* start *
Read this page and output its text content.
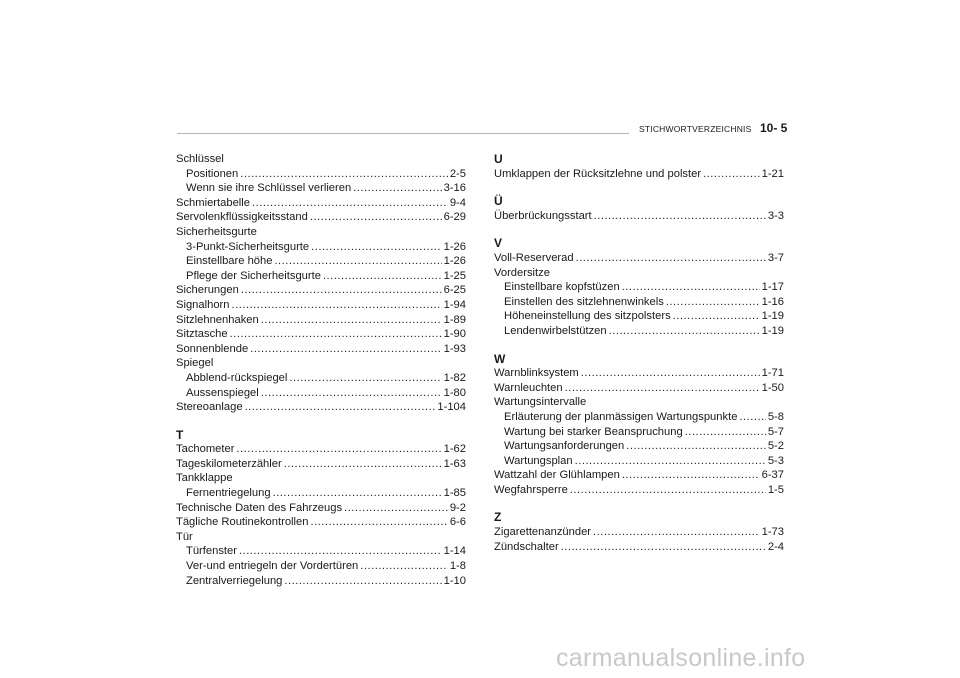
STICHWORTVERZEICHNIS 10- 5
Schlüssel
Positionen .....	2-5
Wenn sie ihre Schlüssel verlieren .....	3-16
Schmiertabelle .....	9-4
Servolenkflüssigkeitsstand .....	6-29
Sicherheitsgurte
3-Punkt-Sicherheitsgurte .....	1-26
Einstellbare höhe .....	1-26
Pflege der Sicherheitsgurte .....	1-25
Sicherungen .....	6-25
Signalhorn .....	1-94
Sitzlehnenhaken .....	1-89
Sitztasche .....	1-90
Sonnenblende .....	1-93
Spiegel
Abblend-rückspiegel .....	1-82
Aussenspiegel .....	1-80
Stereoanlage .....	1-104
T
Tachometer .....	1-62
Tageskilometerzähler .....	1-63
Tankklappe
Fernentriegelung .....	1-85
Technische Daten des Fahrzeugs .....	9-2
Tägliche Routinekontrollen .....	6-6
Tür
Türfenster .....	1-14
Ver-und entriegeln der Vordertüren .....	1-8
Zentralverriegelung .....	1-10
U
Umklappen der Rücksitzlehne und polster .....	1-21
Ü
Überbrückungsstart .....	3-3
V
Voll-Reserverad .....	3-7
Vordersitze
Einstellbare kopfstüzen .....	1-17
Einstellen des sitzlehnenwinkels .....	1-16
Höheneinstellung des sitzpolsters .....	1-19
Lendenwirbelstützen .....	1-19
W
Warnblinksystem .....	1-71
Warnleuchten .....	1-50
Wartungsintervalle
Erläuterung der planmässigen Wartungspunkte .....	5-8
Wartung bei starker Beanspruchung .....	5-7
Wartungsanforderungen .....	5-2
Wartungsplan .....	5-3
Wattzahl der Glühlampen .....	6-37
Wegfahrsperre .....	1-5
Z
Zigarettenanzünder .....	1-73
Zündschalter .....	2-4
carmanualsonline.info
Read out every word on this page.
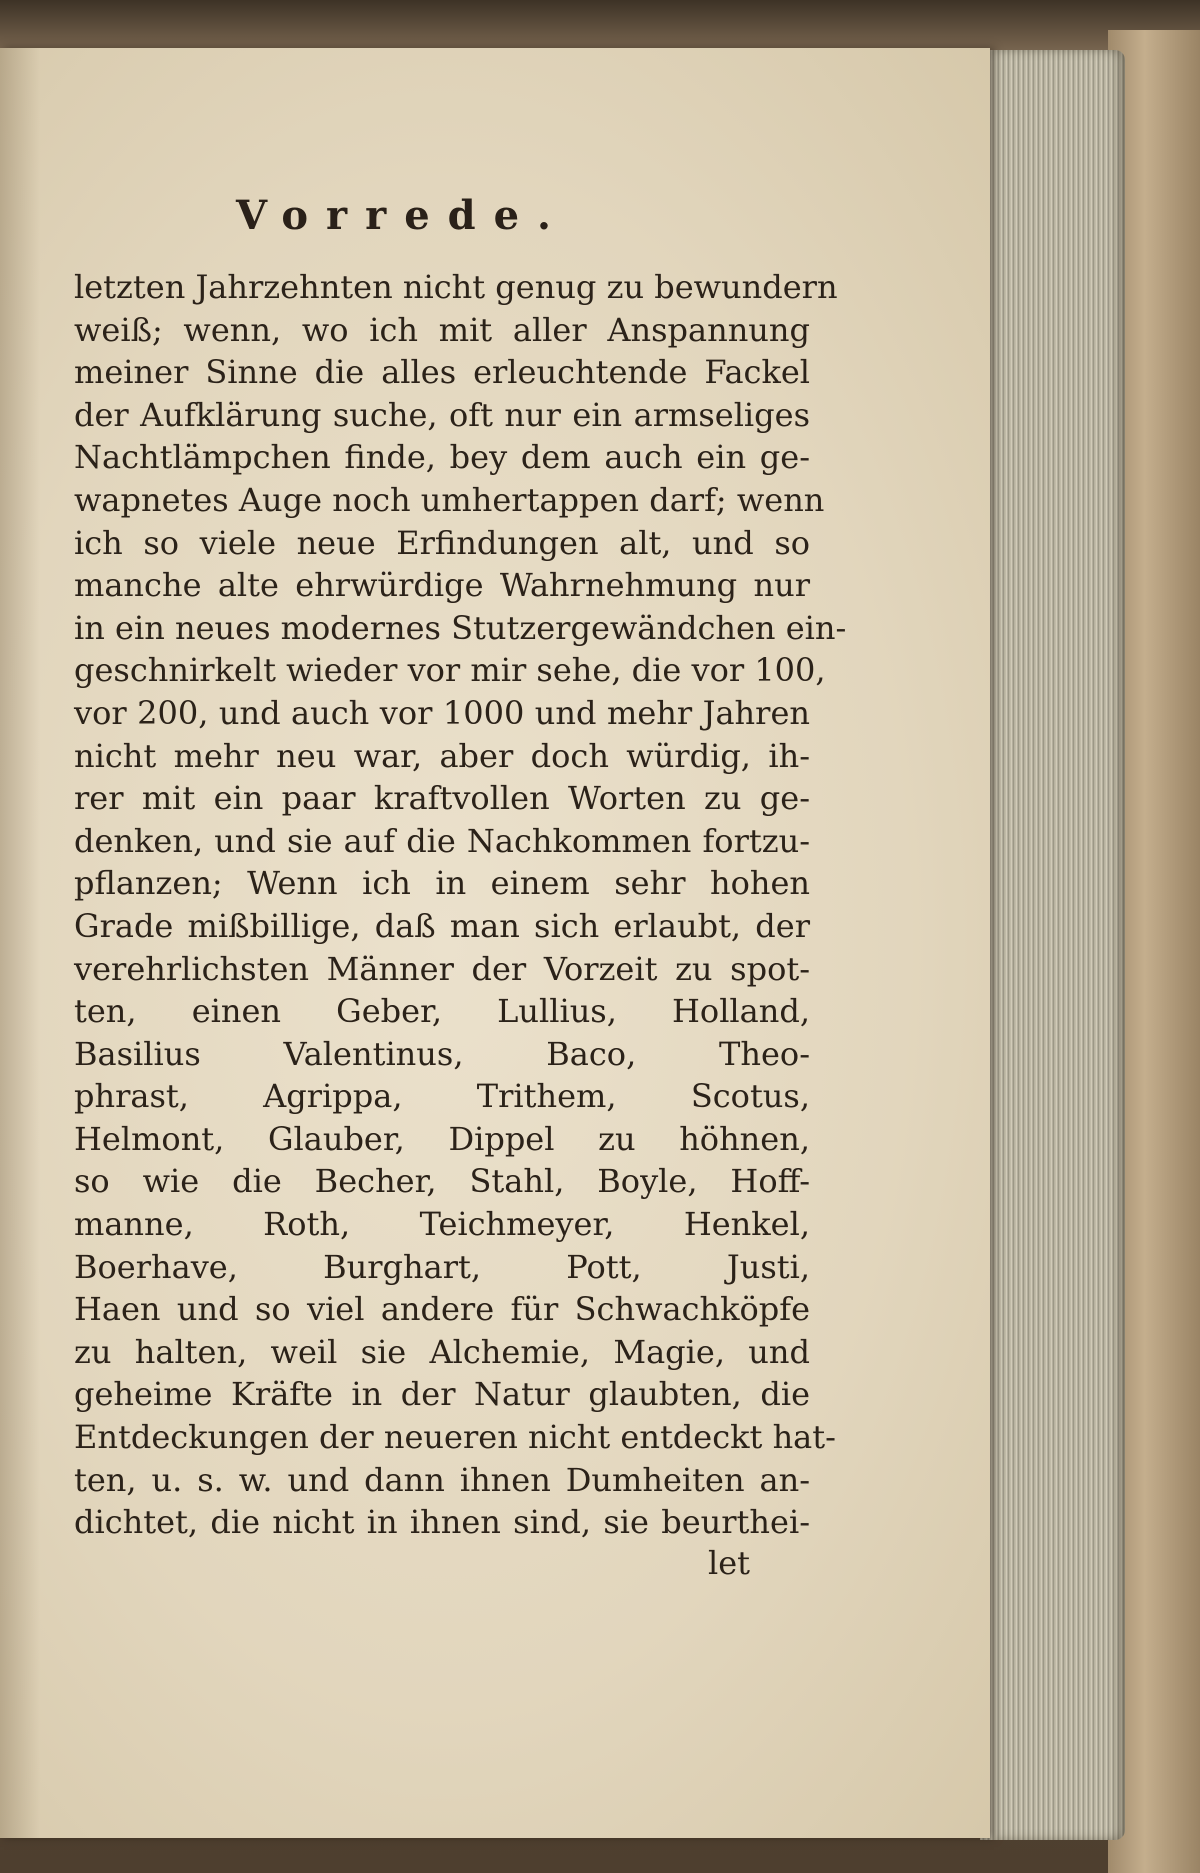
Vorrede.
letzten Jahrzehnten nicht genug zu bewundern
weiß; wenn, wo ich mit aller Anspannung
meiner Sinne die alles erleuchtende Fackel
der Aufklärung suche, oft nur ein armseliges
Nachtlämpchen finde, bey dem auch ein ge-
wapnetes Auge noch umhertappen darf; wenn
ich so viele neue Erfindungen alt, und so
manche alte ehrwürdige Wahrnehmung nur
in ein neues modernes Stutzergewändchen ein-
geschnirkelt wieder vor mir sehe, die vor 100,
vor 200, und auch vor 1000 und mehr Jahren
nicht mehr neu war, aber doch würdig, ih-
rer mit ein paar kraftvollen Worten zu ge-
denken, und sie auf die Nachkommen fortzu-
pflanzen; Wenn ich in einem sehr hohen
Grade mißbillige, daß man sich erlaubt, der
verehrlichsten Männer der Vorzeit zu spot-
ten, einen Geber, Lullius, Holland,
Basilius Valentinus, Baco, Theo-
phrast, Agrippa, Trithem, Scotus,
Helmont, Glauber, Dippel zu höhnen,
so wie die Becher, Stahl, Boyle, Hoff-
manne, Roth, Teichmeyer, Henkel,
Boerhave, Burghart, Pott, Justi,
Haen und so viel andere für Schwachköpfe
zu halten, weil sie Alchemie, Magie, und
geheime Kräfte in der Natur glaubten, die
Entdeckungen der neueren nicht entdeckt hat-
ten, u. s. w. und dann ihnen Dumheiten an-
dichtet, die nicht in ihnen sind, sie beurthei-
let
* end *
* start *
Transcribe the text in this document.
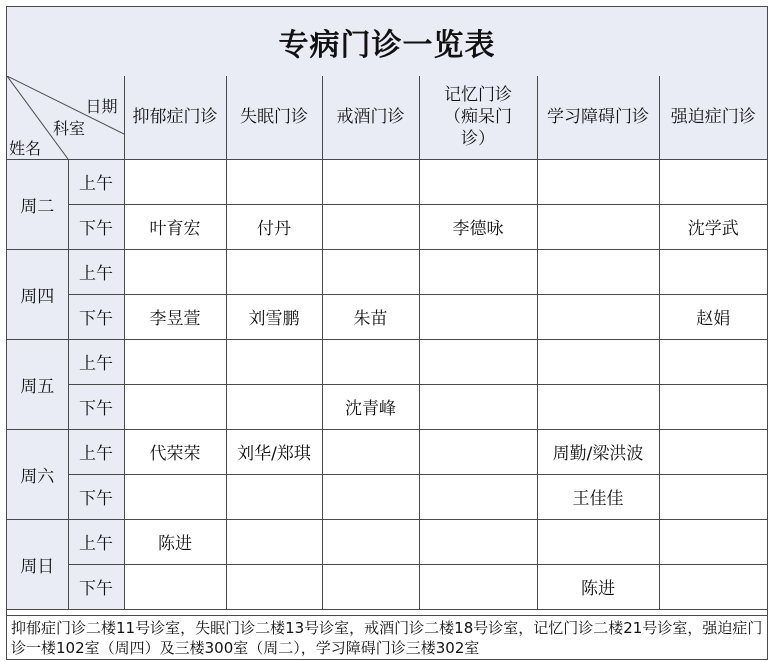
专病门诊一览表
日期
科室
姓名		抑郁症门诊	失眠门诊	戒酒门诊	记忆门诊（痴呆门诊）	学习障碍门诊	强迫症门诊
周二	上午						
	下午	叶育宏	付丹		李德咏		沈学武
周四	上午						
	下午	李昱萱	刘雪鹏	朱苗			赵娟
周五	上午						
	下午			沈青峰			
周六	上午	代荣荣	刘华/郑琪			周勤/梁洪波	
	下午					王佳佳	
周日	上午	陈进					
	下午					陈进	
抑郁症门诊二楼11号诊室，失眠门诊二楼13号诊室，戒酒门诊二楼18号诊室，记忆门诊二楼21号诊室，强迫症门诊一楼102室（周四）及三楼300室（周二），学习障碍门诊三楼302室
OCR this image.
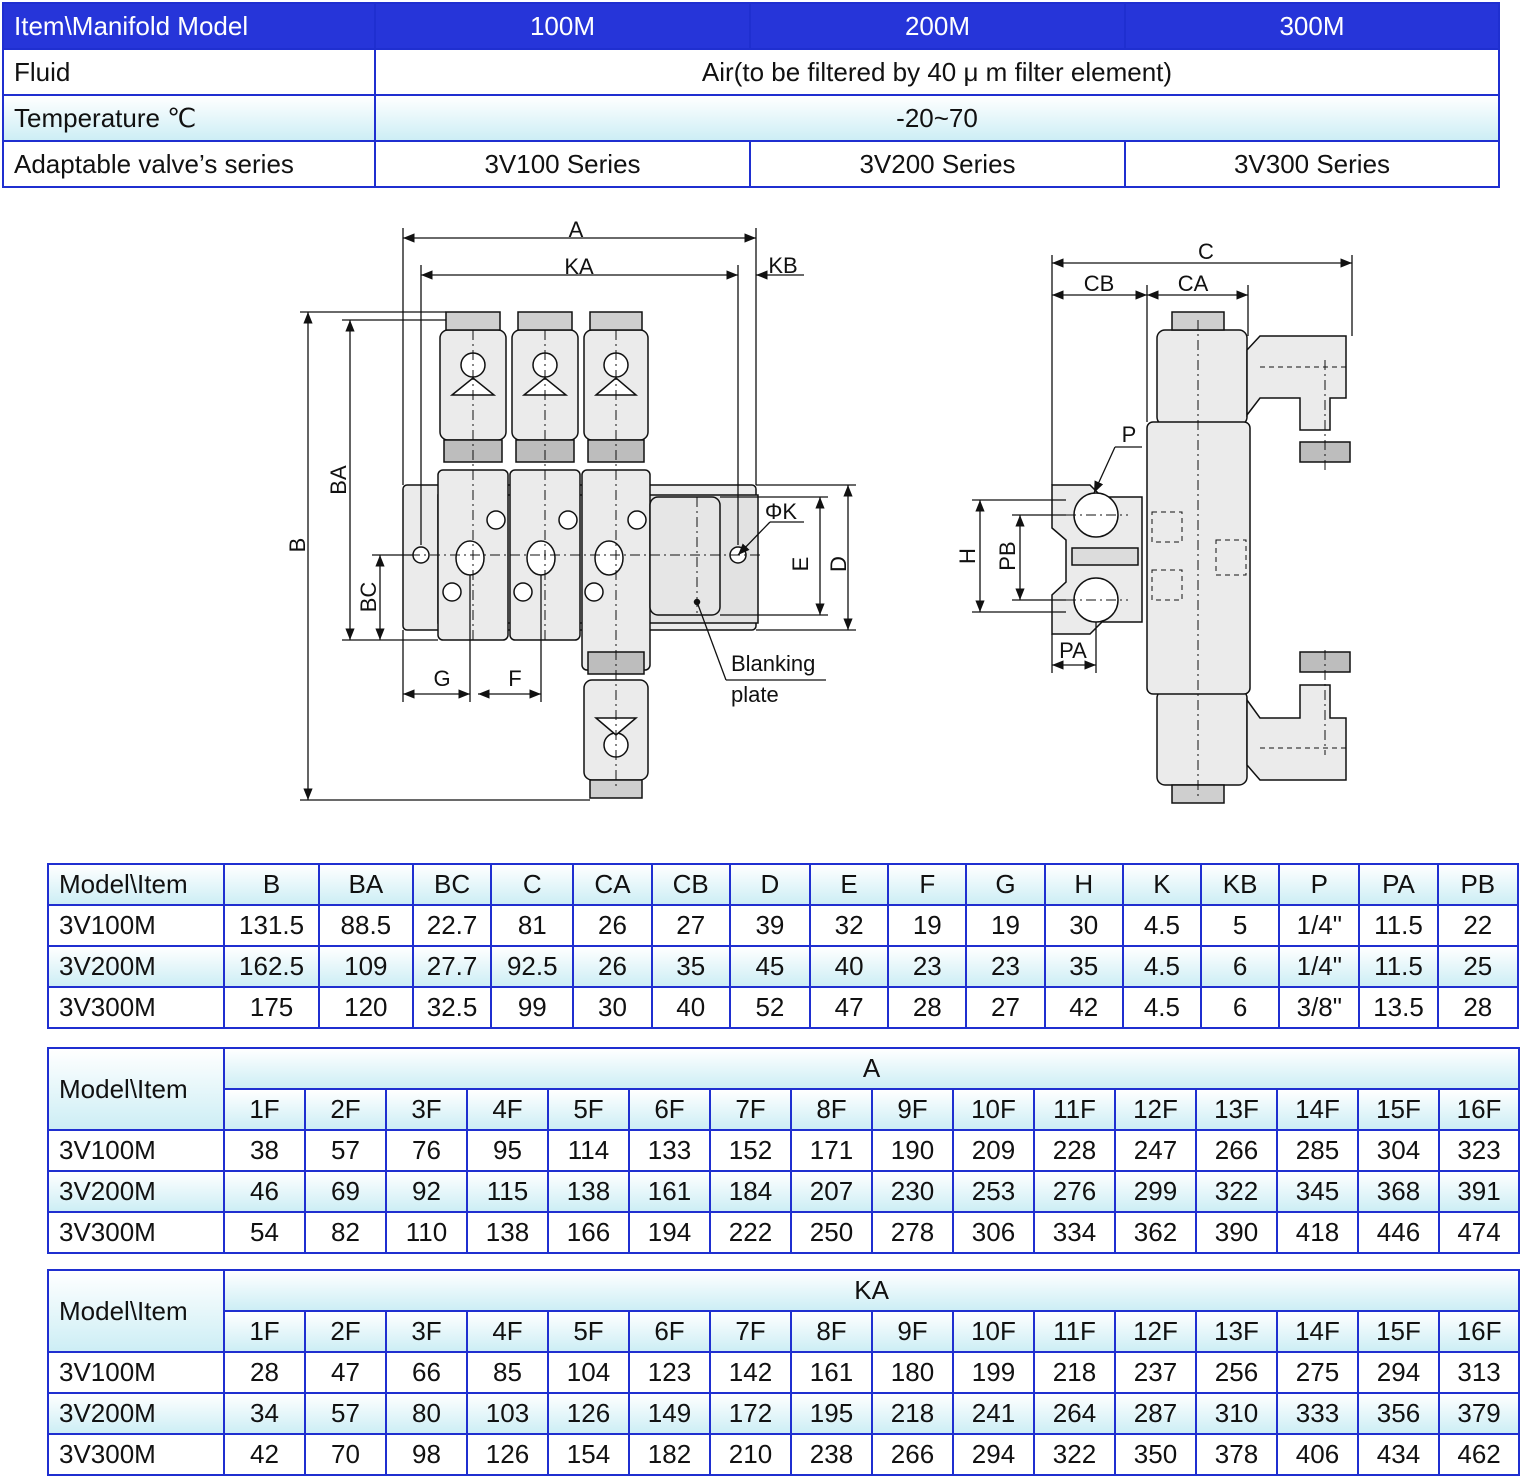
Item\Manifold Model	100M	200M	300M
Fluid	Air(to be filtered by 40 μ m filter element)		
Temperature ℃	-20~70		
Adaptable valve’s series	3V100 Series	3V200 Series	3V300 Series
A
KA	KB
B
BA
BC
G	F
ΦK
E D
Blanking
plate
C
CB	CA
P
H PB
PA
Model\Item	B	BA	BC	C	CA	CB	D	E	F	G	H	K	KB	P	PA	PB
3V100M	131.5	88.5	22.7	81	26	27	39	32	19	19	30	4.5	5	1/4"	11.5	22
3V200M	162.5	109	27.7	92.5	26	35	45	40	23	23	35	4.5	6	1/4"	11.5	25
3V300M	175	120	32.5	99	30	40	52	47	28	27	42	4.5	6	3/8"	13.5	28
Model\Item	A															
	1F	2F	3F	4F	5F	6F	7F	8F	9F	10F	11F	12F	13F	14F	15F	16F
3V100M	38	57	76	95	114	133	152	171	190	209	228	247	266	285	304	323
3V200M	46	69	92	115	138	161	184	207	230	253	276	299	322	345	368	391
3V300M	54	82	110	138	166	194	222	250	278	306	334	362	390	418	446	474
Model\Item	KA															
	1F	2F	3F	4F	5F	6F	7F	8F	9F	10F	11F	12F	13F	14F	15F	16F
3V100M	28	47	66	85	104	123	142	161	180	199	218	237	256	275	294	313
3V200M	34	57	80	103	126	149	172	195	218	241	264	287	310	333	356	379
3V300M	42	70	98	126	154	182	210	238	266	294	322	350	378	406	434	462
* end *
* start *
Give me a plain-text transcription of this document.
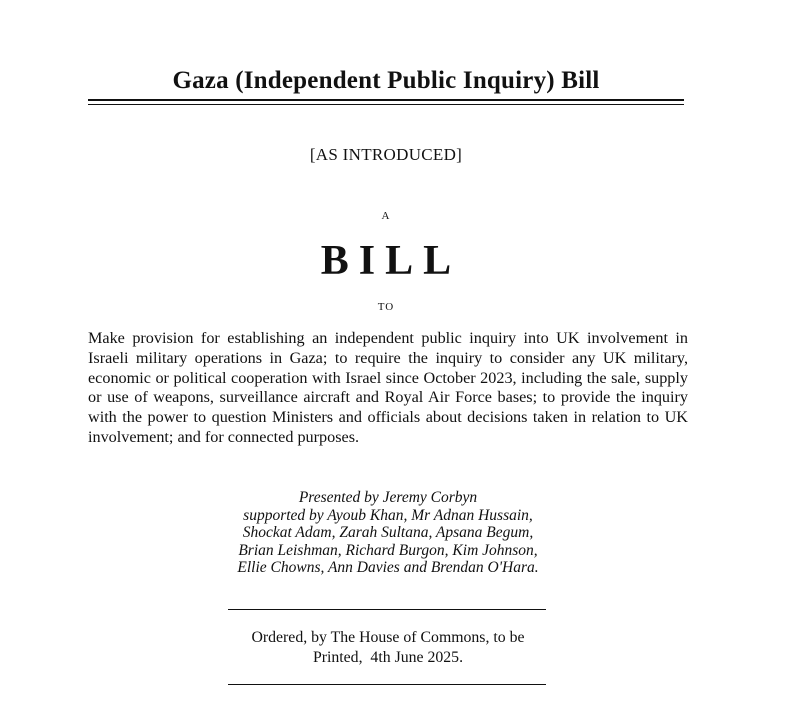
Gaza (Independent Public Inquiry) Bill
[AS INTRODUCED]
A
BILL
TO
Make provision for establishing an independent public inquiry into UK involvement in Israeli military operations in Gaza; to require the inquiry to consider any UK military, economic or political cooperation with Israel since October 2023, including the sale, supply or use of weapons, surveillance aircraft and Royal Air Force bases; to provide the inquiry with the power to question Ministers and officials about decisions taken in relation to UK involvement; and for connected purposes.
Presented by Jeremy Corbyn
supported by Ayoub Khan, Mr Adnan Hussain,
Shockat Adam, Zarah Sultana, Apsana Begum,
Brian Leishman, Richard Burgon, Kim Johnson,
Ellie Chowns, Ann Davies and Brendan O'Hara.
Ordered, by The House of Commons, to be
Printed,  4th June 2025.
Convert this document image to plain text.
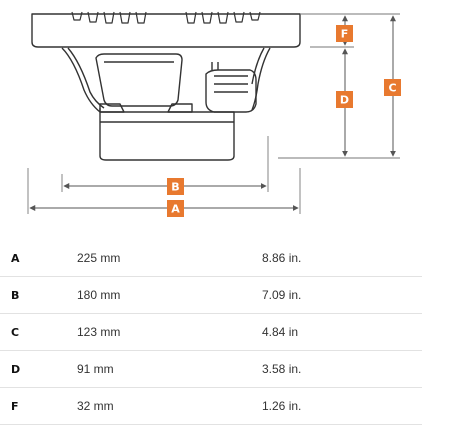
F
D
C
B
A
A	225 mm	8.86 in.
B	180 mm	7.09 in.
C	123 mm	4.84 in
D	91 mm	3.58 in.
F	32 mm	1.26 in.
* end *
→ **WRITTEN REQUEST**
Write only the number of lines in the data above that include "Einstellbare".

→ **RESULT**
2